EXERCISE
Repeat the records below exactly.
■ ■ ■ ■ ■
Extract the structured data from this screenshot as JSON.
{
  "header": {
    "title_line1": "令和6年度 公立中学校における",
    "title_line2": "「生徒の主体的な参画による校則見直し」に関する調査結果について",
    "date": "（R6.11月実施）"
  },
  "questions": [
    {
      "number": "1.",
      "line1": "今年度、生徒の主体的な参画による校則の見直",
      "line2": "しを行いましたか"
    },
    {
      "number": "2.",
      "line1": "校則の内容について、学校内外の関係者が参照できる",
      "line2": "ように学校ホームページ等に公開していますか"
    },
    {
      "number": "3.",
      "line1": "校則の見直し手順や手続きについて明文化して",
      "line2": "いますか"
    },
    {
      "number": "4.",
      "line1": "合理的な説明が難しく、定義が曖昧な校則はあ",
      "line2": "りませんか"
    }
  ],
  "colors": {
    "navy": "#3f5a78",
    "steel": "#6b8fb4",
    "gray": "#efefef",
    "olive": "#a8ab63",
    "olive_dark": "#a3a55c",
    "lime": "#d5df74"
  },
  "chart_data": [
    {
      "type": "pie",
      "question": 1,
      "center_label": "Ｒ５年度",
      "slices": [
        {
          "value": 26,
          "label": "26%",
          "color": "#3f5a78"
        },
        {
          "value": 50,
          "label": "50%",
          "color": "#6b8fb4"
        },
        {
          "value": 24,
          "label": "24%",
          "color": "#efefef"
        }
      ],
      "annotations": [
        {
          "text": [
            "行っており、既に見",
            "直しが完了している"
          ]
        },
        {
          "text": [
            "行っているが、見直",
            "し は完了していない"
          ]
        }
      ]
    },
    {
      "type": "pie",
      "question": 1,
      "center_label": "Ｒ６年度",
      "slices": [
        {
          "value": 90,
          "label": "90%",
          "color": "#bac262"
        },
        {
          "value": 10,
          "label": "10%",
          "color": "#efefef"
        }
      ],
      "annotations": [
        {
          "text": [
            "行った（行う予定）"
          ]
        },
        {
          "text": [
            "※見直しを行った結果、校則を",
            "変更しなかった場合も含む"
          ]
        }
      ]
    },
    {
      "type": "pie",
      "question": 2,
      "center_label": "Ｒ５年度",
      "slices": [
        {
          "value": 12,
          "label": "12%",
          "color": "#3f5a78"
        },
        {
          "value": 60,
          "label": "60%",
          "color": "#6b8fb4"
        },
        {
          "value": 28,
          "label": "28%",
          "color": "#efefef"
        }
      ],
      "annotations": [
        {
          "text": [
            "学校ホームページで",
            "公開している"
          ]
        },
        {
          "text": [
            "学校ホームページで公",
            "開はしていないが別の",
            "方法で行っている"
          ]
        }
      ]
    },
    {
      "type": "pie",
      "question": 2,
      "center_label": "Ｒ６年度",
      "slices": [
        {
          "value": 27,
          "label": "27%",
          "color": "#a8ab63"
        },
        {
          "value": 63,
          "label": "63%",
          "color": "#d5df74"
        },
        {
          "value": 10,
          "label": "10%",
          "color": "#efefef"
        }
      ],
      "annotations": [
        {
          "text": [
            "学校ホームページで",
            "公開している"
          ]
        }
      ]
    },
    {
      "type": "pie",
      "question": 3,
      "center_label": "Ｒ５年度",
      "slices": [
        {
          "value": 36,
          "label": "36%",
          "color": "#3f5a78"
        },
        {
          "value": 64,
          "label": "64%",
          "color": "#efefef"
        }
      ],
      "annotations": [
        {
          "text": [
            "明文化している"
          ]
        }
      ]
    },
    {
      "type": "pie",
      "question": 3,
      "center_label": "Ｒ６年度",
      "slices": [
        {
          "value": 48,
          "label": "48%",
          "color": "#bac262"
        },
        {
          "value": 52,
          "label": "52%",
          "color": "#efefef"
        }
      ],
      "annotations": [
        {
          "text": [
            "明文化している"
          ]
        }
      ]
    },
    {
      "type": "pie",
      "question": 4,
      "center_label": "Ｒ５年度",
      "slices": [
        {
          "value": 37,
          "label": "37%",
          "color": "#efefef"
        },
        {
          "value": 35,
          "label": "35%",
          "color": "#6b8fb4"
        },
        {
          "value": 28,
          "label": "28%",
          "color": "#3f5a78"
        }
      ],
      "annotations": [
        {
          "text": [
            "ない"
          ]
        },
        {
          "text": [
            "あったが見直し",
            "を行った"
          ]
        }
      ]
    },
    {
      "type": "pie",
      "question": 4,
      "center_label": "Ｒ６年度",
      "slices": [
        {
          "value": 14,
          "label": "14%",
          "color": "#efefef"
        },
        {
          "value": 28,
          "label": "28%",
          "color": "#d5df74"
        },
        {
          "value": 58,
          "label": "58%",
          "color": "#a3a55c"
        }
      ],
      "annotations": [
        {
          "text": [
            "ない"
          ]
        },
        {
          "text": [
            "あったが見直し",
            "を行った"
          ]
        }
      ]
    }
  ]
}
■ ■ ■ ■ ■
RESULT OF THIS TASK
Extract the structured data from this screenshot as JSON.
{
  "header": {
    "title_line1": "令和6年度 公立中学校における",
    "title_line2": "「生徒の主体的な参画による校則見直し」に関する調査結果について",
    "date": "（R6.11月実施）"
  },
  "questions": [
    {
      "number": "1.",
      "line1": "今年度、生徒の主体的な参画による校則の見直",
      "line2": "しを行いましたか"
    },
    {
      "number": "2.",
      "line1": "校則の内容について、学校内外の関係者が参照できる",
      "line2": "ように学校ホームページ等に公開していますか"
    },
    {
      "number": "3.",
      "line1": "校則の見直し手順や手続きについて明文化して",
      "line2": "いますか"
    },
    {
      "number": "4.",
      "line1": "合理的な説明が難しく、定義が曖昧な校則はあ",
      "line2": "りませんか"
    }
  ],
  "colors": {
    "navy": "#3f5a78",
    "steel": "#6b8fb4",
    "gray": "#efefef",
    "olive": "#a8ab63",
    "olive_dark": "#a3a55c",
    "lime": "#d5df74"
  },
  "chart_data": [
    {
      "type": "pie",
      "question": 1,
      "center_label": "Ｒ５年度",
      "slices": [
        {
          "value": 26,
          "label": "26%",
          "color": "#3f5a78"
        },
        {
          "value": 50,
          "label": "50%",
          "color": "#6b8fb4"
        },
        {
          "value": 24,
          "label": "24%",
          "color": "#efefef"
        }
      ],
      "annotations": [
        {
          "text": [
            "行っており、既に見",
            "直しが完了している"
          ]
        },
        {
          "text": [
            "行っているが、見直",
            "し は完了していない"
          ]
        }
      ]
    },
    {
      "type": "pie",
      "question": 1,
      "center_label": "Ｒ６年度",
      "slices": [
        {
          "value": 90,
          "label": "90%",
          "color": "#bac262"
        },
        {
          "value": 10,
          "label": "10%",
          "color": "#efefef"
        }
      ],
      "annotations": [
        {
          "text": [
            "行った（行う予定）"
          ]
        },
        {
          "text": [
            "※見直しを行った結果、校則を",
            "変更しなかった場合も含む"
          ]
        }
      ]
    },
    {
      "type": "pie",
      "question": 2,
      "center_label": "Ｒ５年度",
      "slices": [
        {
          "value": 12,
          "label": "12%",
          "color": "#3f5a78"
        },
        {
          "value": 60,
          "label": "60%",
          "color": "#6b8fb4"
        },
        {
          "value": 28,
          "label": "28%",
          "color": "#efefef"
        }
      ],
      "annotations": [
        {
          "text": [
            "学校ホームページで",
            "公開している"
          ]
        },
        {
          "text": [
            "学校ホームページで公",
            "開はしていないが別の",
            "方法で行っている"
          ]
        }
      ]
    },
    {
      "type": "pie",
      "question": 2,
      "center_label": "Ｒ６年度",
      "slices": [
        {
          "value": 27,
          "label": "27%",
          "color": "#a8ab63"
        },
        {
          "value": 63,
          "label": "63%",
          "color": "#d5df74"
        },
        {
          "value": 10,
          "label": "10%",
          "color": "#efefef"
        }
      ],
      "annotations": [
        {
          "text": [
            "学校ホームページで",
            "公開している"
          ]
        }
      ]
    },
    {
      "type": "pie",
      "question": 3,
      "center_label": "Ｒ５年度",
      "slices": [
        {
          "value": 36,
          "label": "36%",
          "color": "#3f5a78"
        },
        {
          "value": 64,
          "label": "64%",
          "color": "#efefef"
        }
      ],
      "annotations": [
        {
          "text": [
            "明文化している"
          ]
        }
      ]
    },
    {
      "type": "pie",
      "question": 3,
      "center_label": "Ｒ６年度",
      "slices": [
        {
          "value": 48,
          "label": "48%",
          "color": "#bac262"
        },
        {
          "value": 52,
          "label": "52%",
          "color": "#efefef"
        }
      ],
      "annotations": [
        {
          "text": [
            "明文化している"
          ]
        }
      ]
    },
    {
      "type": "pie",
      "question": 4,
      "center_label": "Ｒ５年度",
      "slices": [
        {
          "value": 37,
          "label": "37%",
          "color": "#efefef"
        },
        {
          "value": 35,
          "label": "35%",
          "color": "#6b8fb4"
        },
        {
          "value": 28,
          "label": "28%",
          "color": "#3f5a78"
        }
      ],
      "annotations": [
        {
          "text": [
            "ない"
          ]
        },
        {
          "text": [
            "あったが見直し",
            "を行った"
          ]
        }
      ]
    },
    {
      "type": "pie",
      "question": 4,
      "center_label": "Ｒ６年度",
      "slices": [
        {
          "value": 14,
          "label": "14%",
          "color": "#efefef"
        },
        {
          "value": 28,
          "label": "28%",
          "color": "#d5df74"
        },
        {
          "value": 58,
          "label": "58%",
          "color": "#a3a55c"
        }
      ],
      "annotations": [
        {
          "text": [
            "ない"
          ]
        },
        {
          "text": [
            "あったが見直し",
            "を行った"
          ]
        }
      ]
    }
  ]
}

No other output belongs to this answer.